» Material shown
----------

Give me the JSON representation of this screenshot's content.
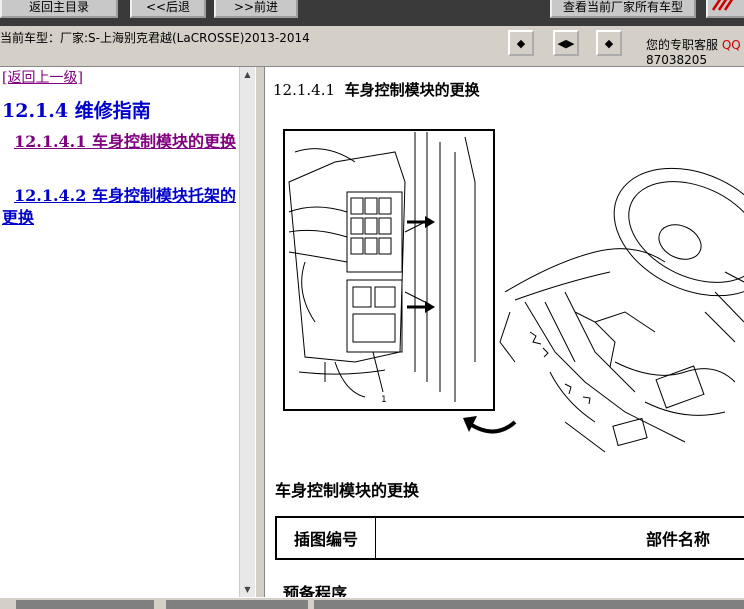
{
  "toolbar": {
    "home_label": "返回主目录",
    "back_label": "<<后退",
    "forward_label": ">>前进",
    "all_models_label": "查看当前厂家所有车型"
  },
  "infobar": {
    "vehicle": "当前车型：厂家:S-上海别克君越(LaCROSSE)2013-2014",
    "customer_service_label": "您的专职客服",
    "qq_label": "QQ",
    "customer_service_number": "87038205"
  },
  "left_nav": {
    "back_link": "[返回上一级]",
    "section_title": "12.1.4  维修指南",
    "items": [
      {
        "number": "12.1.4.1",
        "label": "车身控制模块的更换"
      },
      {
        "number": "12.1.4.2",
        "label": "车身控制模块托架的更换"
      }
    ]
  },
  "content": {
    "heading_number": "12.1.4.1",
    "heading_text": "车身控制模块的更换",
    "figure_callout": "1",
    "sub_heading": "车身控制模块的更换",
    "table_headers": [
      "插图编号",
      "部件名称"
    ],
    "preparation_label": "预备程序"
  }
}
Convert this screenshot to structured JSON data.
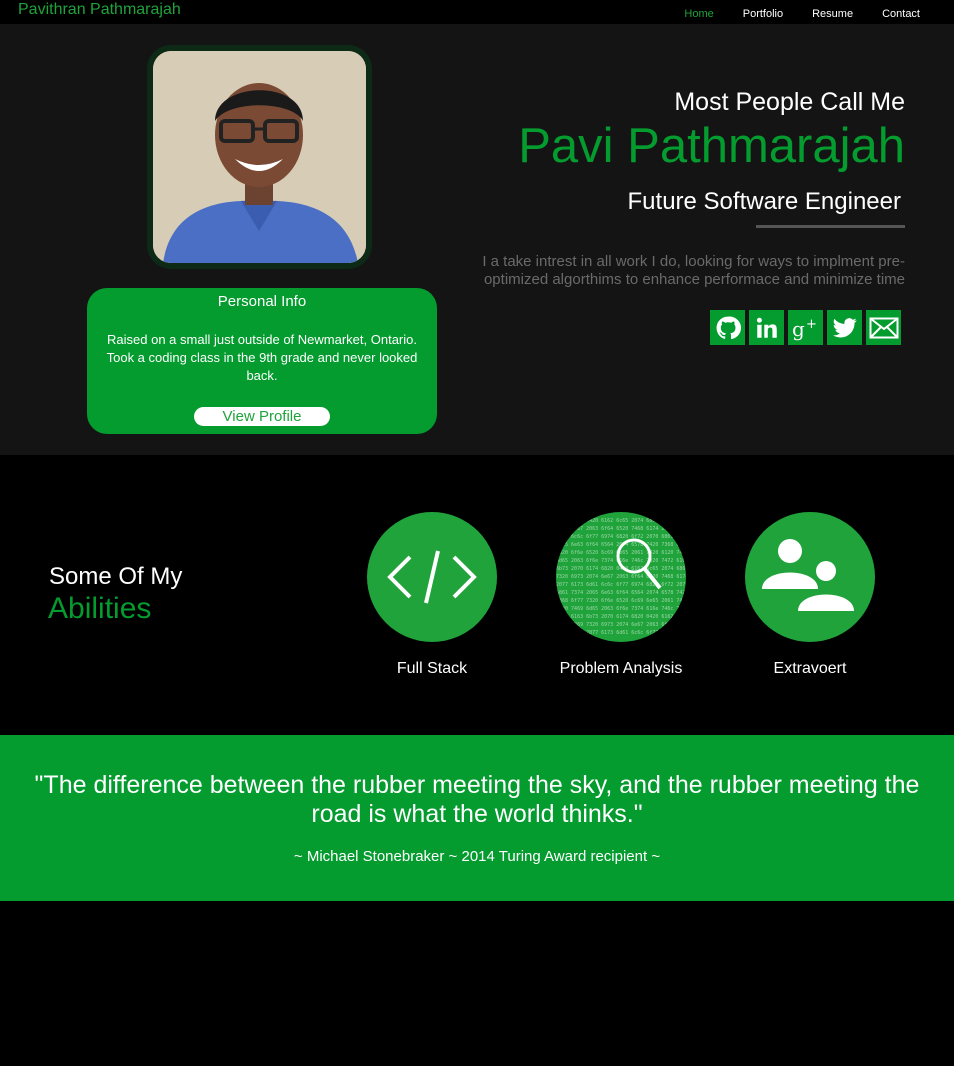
{
  "nav": {
    "brand": "Pavithran Pathmarajah",
    "links": [
      "Home",
      "Portfolio",
      "Resume",
      "Contact"
    ]
  },
  "hero": {
    "intro": "Most People Call Me",
    "name": "Pavi Pathmarajah",
    "role": "Future Software Engineer",
    "bio": "I a take intrest in all work I do, looking for ways to implment pre-optimized algorthims to enhance performace and minimize time",
    "socials": [
      "github-icon",
      "linkedin-icon",
      "google-plus-icon",
      "twitter-icon",
      "email-icon"
    ]
  },
  "info_card": {
    "title": "Personal Info",
    "text": "Raised on a small just outside of Newmarket, Ontario. Took a coding class in the 9th grade and never looked back.",
    "button": "View Profile"
  },
  "abilities": {
    "heading_top": "Some Of My",
    "heading_bottom": "Abilities",
    "items": [
      {
        "label": "Full Stack",
        "icon": "code-icon"
      },
      {
        "label": "Problem Analysis",
        "icon": "magnifier-icon"
      },
      {
        "label": "Extravoert",
        "icon": "people-icon"
      }
    ]
  },
  "quote": {
    "text": "\"The difference between the rubber meeting the sky, and the rubber meeting the road is what the world thinks.\"",
    "cite": "~ Michael Stonebraker ~ 2014 Turing Award recipient ~"
  },
  "colors": {
    "accent": "#049b2f",
    "background": "#000000",
    "hero_bg": "#141414"
  }
}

----------

» Work instructions
Your answer should be one number: how many lines of the listing include the word "Pathmarajah".

» Expected answer
2